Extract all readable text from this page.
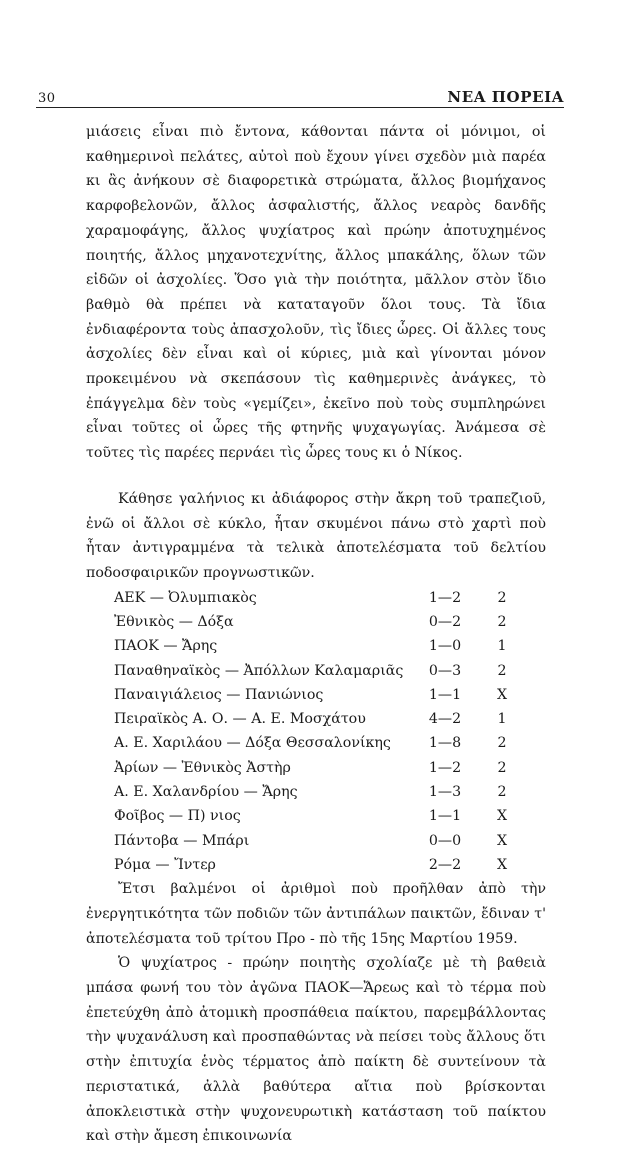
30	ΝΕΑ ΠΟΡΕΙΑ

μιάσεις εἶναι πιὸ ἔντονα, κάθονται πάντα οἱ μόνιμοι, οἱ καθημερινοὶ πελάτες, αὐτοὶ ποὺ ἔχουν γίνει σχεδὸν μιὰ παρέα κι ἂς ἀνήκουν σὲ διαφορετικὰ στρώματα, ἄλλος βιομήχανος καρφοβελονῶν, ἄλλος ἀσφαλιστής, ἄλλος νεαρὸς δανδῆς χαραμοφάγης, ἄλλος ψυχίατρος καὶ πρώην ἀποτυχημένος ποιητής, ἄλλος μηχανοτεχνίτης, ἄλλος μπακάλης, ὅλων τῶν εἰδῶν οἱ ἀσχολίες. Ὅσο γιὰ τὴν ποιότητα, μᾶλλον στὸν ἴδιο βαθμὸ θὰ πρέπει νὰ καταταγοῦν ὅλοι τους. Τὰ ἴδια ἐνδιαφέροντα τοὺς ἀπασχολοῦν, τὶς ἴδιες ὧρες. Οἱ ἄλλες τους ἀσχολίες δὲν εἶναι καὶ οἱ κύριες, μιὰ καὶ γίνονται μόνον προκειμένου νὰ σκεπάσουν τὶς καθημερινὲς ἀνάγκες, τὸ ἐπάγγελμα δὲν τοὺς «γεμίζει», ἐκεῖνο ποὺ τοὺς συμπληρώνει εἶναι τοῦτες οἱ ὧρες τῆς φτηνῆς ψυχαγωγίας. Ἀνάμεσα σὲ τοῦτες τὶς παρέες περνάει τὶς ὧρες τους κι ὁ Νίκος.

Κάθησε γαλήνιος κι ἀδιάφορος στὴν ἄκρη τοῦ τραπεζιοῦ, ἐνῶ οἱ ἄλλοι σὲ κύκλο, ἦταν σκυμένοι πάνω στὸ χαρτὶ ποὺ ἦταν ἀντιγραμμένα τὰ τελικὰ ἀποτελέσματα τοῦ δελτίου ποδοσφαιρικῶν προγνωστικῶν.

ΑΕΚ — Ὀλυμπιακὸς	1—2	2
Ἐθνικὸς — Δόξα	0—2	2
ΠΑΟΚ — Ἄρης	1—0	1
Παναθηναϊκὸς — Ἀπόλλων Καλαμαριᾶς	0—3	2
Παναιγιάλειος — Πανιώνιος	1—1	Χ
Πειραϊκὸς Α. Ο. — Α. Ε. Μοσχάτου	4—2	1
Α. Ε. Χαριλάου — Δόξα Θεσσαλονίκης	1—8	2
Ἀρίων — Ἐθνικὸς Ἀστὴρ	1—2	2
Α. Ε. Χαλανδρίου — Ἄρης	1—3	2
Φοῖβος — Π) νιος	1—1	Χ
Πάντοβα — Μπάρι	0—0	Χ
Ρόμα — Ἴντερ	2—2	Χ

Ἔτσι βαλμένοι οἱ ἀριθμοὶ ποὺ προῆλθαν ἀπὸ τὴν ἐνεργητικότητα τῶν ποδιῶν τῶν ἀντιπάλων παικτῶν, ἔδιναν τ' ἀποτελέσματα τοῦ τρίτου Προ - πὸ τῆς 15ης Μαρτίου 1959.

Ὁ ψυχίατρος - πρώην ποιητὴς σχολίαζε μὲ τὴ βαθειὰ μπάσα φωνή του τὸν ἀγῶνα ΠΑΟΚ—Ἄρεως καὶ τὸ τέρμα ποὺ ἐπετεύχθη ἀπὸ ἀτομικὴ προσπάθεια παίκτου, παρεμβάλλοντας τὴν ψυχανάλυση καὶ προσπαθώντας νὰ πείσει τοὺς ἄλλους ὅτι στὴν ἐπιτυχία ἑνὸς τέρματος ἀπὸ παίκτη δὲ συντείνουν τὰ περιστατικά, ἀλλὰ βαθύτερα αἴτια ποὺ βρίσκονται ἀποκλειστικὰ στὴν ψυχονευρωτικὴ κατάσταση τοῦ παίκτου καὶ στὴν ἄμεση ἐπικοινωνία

===============

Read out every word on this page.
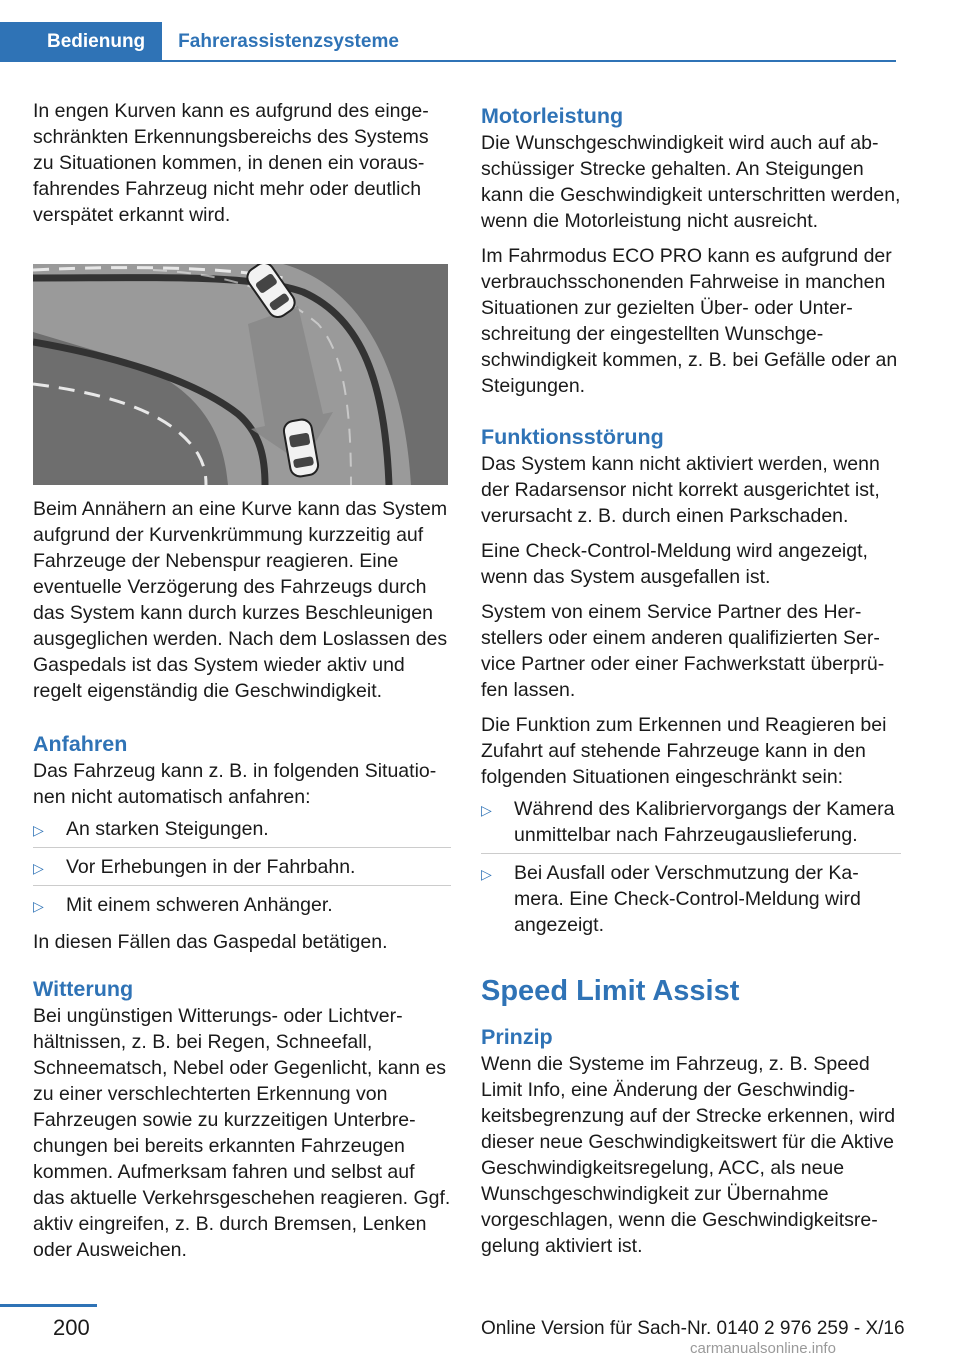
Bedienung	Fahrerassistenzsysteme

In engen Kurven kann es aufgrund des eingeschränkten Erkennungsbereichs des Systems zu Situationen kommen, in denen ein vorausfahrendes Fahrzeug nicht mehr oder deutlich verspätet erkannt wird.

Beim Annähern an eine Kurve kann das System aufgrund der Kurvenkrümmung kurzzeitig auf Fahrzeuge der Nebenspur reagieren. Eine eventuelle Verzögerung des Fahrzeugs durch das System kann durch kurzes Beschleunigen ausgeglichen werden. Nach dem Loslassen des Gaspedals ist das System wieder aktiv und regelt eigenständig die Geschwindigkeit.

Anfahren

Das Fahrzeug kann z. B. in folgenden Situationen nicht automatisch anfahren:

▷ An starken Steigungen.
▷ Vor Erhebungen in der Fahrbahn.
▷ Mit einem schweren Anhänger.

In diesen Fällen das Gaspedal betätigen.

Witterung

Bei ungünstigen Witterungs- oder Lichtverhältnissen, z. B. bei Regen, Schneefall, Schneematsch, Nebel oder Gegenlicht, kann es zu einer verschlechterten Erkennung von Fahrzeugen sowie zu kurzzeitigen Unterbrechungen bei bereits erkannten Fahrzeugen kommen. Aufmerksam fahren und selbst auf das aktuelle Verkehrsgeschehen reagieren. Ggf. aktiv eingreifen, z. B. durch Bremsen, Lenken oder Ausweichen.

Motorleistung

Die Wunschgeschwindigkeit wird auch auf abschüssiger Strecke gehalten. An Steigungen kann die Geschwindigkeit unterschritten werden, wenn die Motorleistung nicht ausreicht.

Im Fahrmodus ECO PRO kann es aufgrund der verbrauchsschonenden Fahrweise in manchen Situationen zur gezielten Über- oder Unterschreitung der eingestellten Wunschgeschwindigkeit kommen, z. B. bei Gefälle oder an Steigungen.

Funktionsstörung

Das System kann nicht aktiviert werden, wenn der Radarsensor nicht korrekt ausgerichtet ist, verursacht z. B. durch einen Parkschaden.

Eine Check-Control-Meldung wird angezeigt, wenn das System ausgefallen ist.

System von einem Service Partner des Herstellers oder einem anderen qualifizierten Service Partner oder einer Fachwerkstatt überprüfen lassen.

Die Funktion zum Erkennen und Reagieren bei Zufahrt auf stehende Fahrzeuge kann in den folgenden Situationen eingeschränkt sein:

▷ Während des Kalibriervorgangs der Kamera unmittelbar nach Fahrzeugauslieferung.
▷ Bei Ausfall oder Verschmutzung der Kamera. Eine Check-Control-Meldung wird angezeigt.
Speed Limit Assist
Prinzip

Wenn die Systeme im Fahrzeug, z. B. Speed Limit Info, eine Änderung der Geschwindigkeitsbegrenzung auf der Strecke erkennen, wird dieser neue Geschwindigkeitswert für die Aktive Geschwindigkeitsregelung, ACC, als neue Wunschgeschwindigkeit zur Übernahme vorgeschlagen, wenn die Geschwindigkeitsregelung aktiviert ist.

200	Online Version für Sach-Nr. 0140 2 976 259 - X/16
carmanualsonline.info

===============

• _SET PROBLEM_:
Find how many lines in the material hold the word "folgenden" and state that number alone.

• _THE ANSWER_:
2